▶ [Work to do]: Below are some records; reproduce every one of them exactly.

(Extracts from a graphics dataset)

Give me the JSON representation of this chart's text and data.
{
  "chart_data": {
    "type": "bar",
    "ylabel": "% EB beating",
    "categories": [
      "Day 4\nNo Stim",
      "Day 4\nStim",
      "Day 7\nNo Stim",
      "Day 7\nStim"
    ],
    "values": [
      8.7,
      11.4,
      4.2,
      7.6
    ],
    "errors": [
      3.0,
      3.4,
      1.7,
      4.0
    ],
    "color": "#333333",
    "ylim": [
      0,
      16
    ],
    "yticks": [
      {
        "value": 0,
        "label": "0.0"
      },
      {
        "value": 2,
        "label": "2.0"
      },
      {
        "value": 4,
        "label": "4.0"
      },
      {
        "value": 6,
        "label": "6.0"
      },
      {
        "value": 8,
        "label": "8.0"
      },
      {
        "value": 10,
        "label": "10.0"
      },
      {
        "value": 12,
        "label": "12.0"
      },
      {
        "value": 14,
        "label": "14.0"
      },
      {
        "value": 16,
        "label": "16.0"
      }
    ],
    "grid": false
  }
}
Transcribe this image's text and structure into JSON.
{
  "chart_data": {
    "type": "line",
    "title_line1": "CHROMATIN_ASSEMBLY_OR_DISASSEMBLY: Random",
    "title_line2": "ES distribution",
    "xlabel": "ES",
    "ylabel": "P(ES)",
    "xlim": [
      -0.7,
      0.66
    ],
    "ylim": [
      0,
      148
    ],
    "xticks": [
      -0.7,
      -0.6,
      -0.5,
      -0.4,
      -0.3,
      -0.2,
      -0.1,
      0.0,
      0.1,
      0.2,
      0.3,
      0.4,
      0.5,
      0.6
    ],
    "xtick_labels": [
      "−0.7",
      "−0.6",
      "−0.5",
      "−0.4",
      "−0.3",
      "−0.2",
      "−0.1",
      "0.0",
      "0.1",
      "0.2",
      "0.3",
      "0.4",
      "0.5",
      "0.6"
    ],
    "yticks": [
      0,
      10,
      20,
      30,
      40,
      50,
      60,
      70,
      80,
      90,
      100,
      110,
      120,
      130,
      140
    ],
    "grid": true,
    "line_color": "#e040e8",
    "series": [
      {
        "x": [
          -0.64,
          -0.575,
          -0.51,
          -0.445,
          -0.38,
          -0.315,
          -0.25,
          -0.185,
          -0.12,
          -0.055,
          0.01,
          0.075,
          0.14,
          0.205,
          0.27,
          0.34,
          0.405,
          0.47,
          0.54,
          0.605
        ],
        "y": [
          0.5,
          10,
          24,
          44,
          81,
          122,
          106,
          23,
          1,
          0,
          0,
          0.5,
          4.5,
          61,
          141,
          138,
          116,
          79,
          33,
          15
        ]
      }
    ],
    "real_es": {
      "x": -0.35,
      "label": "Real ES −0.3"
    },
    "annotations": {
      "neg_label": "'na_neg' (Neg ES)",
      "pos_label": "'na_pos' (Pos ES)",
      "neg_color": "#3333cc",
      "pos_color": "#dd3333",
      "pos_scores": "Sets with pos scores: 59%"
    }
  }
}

▶ [Response to this exercise]:
Give me the JSON representation of this chart's text and data.
{
  "chart_data": {
    "type": "bar",
    "ylabel": "% EB beating",
    "categories": [
      "Day 4\nNo Stim",
      "Day 4\nStim",
      "Day 7\nNo Stim",
      "Day 7\nStim"
    ],
    "values": [
      8.7,
      11.4,
      4.2,
      7.6
    ],
    "errors": [
      3.0,
      3.4,
      1.7,
      4.0
    ],
    "color": "#333333",
    "ylim": [
      0,
      16
    ],
    "yticks": [
      {
        "value": 0,
        "label": "0.0"
      },
      {
        "value": 2,
        "label": "2.0"
      },
      {
        "value": 4,
        "label": "4.0"
      },
      {
        "value": 6,
        "label": "6.0"
      },
      {
        "value": 8,
        "label": "8.0"
      },
      {
        "value": 10,
        "label": "10.0"
      },
      {
        "value": 12,
        "label": "12.0"
      },
      {
        "value": 14,
        "label": "14.0"
      },
      {
        "value": 16,
        "label": "16.0"
      }
    ],
    "grid": false
  }
}
Transcribe this image's text and structure into JSON.
{
  "chart_data": {
    "type": "line",
    "title_line1": "CHROMATIN_ASSEMBLY_OR_DISASSEMBLY: Random",
    "title_line2": "ES distribution",
    "xlabel": "ES",
    "ylabel": "P(ES)",
    "xlim": [
      -0.7,
      0.66
    ],
    "ylim": [
      0,
      148
    ],
    "xticks": [
      -0.7,
      -0.6,
      -0.5,
      -0.4,
      -0.3,
      -0.2,
      -0.1,
      0.0,
      0.1,
      0.2,
      0.3,
      0.4,
      0.5,
      0.6
    ],
    "xtick_labels": [
      "−0.7",
      "−0.6",
      "−0.5",
      "−0.4",
      "−0.3",
      "−0.2",
      "−0.1",
      "0.0",
      "0.1",
      "0.2",
      "0.3",
      "0.4",
      "0.5",
      "0.6"
    ],
    "yticks": [
      0,
      10,
      20,
      30,
      40,
      50,
      60,
      70,
      80,
      90,
      100,
      110,
      120,
      130,
      140
    ],
    "grid": true,
    "line_color": "#e040e8",
    "series": [
      {
        "x": [
          -0.64,
          -0.575,
          -0.51,
          -0.445,
          -0.38,
          -0.315,
          -0.25,
          -0.185,
          -0.12,
          -0.055,
          0.01,
          0.075,
          0.14,
          0.205,
          0.27,
          0.34,
          0.405,
          0.47,
          0.54,
          0.605
        ],
        "y": [
          0.5,
          10,
          24,
          44,
          81,
          122,
          106,
          23,
          1,
          0,
          0,
          0.5,
          4.5,
          61,
          141,
          138,
          116,
          79,
          33,
          15
        ]
      }
    ],
    "real_es": {
      "x": -0.35,
      "label": "Real ES −0.3"
    },
    "annotations": {
      "neg_label": "'na_neg' (Neg ES)",
      "pos_label": "'na_pos' (Pos ES)",
      "neg_color": "#3333cc",
      "pos_color": "#dd3333",
      "pos_scores": "Sets with pos scores: 59%"
    }
  }
}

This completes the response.